• Task statement: Return the whole listing, keeping every character the same.

• Record extracts:
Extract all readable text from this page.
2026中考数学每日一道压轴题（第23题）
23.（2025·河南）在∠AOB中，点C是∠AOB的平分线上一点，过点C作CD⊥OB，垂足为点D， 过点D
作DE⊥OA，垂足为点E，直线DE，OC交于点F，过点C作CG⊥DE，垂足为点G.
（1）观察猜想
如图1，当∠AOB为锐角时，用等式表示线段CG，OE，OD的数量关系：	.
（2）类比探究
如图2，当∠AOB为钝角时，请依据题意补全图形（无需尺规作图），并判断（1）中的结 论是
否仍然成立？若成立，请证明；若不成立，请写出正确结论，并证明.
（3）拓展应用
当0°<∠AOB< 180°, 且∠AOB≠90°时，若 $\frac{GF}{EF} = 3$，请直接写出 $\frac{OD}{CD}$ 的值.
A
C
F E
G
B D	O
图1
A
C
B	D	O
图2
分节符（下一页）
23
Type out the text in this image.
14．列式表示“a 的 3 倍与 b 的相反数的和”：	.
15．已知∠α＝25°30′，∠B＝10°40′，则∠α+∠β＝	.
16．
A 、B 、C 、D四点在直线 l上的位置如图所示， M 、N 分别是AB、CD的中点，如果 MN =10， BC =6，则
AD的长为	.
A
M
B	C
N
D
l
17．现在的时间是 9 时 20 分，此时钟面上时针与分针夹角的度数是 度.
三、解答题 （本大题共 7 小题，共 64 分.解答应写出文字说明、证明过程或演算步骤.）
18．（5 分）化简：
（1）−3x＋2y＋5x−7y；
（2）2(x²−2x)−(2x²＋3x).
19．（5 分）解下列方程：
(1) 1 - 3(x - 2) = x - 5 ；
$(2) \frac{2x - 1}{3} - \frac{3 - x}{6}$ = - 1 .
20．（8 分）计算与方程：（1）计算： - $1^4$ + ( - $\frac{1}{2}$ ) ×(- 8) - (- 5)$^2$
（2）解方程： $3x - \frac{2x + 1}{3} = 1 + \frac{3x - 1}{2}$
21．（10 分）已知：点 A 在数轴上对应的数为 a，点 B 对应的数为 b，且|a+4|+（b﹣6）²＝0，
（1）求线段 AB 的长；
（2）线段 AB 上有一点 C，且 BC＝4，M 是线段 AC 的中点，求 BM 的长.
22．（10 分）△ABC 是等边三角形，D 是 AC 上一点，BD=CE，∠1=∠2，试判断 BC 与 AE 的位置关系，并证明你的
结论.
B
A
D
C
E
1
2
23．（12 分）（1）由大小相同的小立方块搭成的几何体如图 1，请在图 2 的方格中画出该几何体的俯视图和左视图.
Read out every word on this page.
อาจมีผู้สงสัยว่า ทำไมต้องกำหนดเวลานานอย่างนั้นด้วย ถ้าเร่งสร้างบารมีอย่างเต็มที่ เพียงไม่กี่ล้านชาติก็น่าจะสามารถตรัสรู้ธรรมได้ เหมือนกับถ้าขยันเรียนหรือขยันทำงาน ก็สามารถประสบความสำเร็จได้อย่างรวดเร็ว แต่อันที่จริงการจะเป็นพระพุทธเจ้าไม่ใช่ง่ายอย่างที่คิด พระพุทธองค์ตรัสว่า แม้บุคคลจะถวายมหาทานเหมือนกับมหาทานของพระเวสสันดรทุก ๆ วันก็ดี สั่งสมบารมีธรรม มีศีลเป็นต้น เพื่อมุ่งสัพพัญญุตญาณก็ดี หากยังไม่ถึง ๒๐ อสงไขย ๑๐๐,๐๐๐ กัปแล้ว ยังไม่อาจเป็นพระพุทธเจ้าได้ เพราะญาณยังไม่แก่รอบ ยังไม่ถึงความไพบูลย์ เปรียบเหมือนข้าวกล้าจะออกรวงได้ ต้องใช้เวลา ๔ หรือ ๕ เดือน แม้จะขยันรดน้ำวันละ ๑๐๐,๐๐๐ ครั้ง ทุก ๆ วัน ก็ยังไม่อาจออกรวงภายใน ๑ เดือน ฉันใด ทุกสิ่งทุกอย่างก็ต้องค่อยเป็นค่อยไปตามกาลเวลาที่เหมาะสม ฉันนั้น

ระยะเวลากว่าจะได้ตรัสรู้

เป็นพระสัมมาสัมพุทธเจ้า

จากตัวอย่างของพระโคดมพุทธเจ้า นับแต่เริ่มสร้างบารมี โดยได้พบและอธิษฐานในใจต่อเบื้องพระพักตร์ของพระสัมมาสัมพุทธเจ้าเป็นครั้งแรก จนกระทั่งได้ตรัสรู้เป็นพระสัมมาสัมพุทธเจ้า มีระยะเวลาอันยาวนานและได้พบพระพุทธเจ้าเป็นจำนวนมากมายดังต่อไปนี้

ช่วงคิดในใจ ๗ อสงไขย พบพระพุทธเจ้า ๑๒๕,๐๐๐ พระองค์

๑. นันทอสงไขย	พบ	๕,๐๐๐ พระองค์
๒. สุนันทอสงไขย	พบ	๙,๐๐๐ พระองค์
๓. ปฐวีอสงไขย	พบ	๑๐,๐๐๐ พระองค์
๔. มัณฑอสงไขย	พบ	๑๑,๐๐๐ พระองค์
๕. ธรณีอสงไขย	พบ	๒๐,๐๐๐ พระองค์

• Response to this task:
Extract all readable text from this page.
2026中考数学每日一道压轴题（第23题）
23.（2025·河南）在∠AOB中，点C是∠AOB的平分线上一点，过点C作CD⊥OB，垂足为点D， 过点D
作DE⊥OA，垂足为点E，直线DE，OC交于点F，过点C作CG⊥DE，垂足为点G.
（1）观察猜想
如图1，当∠AOB为锐角时，用等式表示线段CG，OE，OD的数量关系：	.
（2）类比探究
如图2，当∠AOB为钝角时，请依据题意补全图形（无需尺规作图），并判断（1）中的结 论是
否仍然成立？若成立，请证明；若不成立，请写出正确结论，并证明.
（3）拓展应用
当0°<∠AOB< 180°, 且∠AOB≠90°时，若 $\frac{GF}{EF} = 3$，请直接写出 $\frac{OD}{CD}$ 的值.
A
C
F E
G
B D	O
图1
A
C
B	D	O
图2
分节符（下一页）
23
Type out the text in this image.
14．列式表示“a 的 3 倍与 b 的相反数的和”：	.
15．已知∠α＝25°30′，∠B＝10°40′，则∠α+∠β＝	.
16．
A 、B 、C 、D四点在直线 l上的位置如图所示， M 、N 分别是AB、CD的中点，如果 MN =10， BC =6，则
AD的长为	.
A
M
B	C
N
D
l
17．现在的时间是 9 时 20 分，此时钟面上时针与分针夹角的度数是 度.
三、解答题 （本大题共 7 小题，共 64 分.解答应写出文字说明、证明过程或演算步骤.）
18．（5 分）化简：
（1）−3x＋2y＋5x−7y；
（2）2(x²−2x)−(2x²＋3x).
19．（5 分）解下列方程：
(1) 1 - 3(x - 2) = x - 5 ；
$(2) \frac{2x - 1}{3} - \frac{3 - x}{6}$ = - 1 .
20．（8 分）计算与方程：（1）计算： - $1^4$ + ( - $\frac{1}{2}$ ) ×(- 8) - (- 5)$^2$
（2）解方程： $3x - \frac{2x + 1}{3} = 1 + \frac{3x - 1}{2}$
21．（10 分）已知：点 A 在数轴上对应的数为 a，点 B 对应的数为 b，且|a+4|+（b﹣6）²＝0，
（1）求线段 AB 的长；
（2）线段 AB 上有一点 C，且 BC＝4，M 是线段 AC 的中点，求 BM 的长.
22．（10 分）△ABC 是等边三角形，D 是 AC 上一点，BD=CE，∠1=∠2，试判断 BC 与 AE 的位置关系，并证明你的
结论.
B
A
D
C
E
1
2
23．（12 分）（1）由大小相同的小立方块搭成的几何体如图 1，请在图 2 的方格中画出该几何体的俯视图和左视图.
Read out every word on this page.
อาจมีผู้สงสัยว่า ทำไมต้องกำหนดเวลานานอย่างนั้นด้วย ถ้าเร่งสร้างบารมีอย่างเต็มที่ เพียงไม่กี่ล้านชาติก็น่าจะสามารถตรัสรู้ธรรมได้ เหมือนกับถ้าขยันเรียนหรือขยันทำงาน ก็สามารถประสบความสำเร็จได้อย่างรวดเร็ว แต่อันที่จริงการจะเป็นพระพุทธเจ้าไม่ใช่ง่ายอย่างที่คิด พระพุทธองค์ตรัสว่า แม้บุคคลจะถวายมหาทานเหมือนกับมหาทานของพระเวสสันดรทุก ๆ วันก็ดี สั่งสมบารมีธรรม มีศีลเป็นต้น เพื่อมุ่งสัพพัญญุตญาณก็ดี หากยังไม่ถึง ๒๐ อสงไขย ๑๐๐,๐๐๐ กัปแล้ว ยังไม่อาจเป็นพระพุทธเจ้าได้ เพราะญาณยังไม่แก่รอบ ยังไม่ถึงความไพบูลย์ เปรียบเหมือนข้าวกล้าจะออกรวงได้ ต้องใช้เวลา ๔ หรือ ๕ เดือน แม้จะขยันรดน้ำวันละ ๑๐๐,๐๐๐ ครั้ง ทุก ๆ วัน ก็ยังไม่อาจออกรวงภายใน ๑ เดือน ฉันใด ทุกสิ่งทุกอย่างก็ต้องค่อยเป็นค่อยไปตามกาลเวลาที่เหมาะสม ฉันนั้น

ระยะเวลากว่าจะได้ตรัสรู้

เป็นพระสัมมาสัมพุทธเจ้า

จากตัวอย่างของพระโคดมพุทธเจ้า นับแต่เริ่มสร้างบารมี โดยได้พบและอธิษฐานในใจต่อเบื้องพระพักตร์ของพระสัมมาสัมพุทธเจ้าเป็นครั้งแรก จนกระทั่งได้ตรัสรู้เป็นพระสัมมาสัมพุทธเจ้า มีระยะเวลาอันยาวนานและได้พบพระพุทธเจ้าเป็นจำนวนมากมายดังต่อไปนี้

ช่วงคิดในใจ ๗ อสงไขย พบพระพุทธเจ้า ๑๒๕,๐๐๐ พระองค์

๑. นันทอสงไขย	พบ	๕,๐๐๐ พระองค์
๒. สุนันทอสงไขย	พบ	๙,๐๐๐ พระองค์
๓. ปฐวีอสงไขย	พบ	๑๐,๐๐๐ พระองค์
๔. มัณฑอสงไขย	พบ	๑๑,๐๐๐ พระองค์
๕. ธรณีอสงไขย	พบ	๒๐,๐๐๐ พระองค์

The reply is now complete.